<<<<

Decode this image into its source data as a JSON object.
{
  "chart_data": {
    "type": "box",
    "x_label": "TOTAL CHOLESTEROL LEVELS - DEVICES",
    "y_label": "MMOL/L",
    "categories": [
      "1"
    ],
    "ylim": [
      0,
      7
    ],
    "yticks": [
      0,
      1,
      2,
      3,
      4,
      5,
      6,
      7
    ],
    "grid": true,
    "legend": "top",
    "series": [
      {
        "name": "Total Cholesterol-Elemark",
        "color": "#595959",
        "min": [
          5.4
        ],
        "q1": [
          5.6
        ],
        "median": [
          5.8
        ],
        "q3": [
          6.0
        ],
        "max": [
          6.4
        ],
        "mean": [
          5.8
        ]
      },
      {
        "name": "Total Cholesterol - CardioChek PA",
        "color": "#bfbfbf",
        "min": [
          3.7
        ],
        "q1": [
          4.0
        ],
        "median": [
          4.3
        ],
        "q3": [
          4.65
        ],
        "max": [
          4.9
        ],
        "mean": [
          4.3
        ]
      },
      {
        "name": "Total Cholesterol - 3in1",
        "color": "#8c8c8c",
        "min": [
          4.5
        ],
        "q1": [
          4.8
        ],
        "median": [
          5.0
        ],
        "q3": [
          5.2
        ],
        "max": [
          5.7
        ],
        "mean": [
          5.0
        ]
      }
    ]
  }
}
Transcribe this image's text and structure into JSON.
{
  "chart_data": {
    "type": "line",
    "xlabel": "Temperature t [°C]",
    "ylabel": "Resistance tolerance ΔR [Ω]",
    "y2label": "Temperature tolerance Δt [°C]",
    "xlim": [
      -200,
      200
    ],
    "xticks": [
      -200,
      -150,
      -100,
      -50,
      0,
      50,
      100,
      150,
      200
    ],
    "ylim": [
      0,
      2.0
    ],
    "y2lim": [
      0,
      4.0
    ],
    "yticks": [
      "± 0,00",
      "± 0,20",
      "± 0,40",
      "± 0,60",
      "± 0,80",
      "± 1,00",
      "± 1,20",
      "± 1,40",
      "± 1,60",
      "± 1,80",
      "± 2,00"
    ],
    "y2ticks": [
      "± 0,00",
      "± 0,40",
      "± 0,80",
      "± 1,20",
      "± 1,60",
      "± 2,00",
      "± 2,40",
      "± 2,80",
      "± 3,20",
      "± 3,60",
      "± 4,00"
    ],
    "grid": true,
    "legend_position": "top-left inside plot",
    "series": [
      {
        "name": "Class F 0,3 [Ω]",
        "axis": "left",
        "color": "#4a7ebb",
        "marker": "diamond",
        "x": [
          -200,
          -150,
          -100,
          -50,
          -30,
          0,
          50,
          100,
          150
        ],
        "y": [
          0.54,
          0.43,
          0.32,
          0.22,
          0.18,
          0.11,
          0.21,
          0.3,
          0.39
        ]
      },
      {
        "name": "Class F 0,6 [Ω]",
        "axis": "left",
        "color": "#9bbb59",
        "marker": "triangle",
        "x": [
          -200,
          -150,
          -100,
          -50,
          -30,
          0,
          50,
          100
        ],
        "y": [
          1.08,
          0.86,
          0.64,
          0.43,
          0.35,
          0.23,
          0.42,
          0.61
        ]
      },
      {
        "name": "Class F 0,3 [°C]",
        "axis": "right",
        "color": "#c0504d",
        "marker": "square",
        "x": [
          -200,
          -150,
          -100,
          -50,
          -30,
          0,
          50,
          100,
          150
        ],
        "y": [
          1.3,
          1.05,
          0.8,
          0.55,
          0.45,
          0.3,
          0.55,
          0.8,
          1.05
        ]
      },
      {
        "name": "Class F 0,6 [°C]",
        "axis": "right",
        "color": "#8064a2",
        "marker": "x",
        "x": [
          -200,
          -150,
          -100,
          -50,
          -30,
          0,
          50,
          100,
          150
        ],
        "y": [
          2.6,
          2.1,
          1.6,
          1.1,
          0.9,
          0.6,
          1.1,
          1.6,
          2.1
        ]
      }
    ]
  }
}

>>>>

Tally the lines of the records holding the word "image", then state only the tally.

2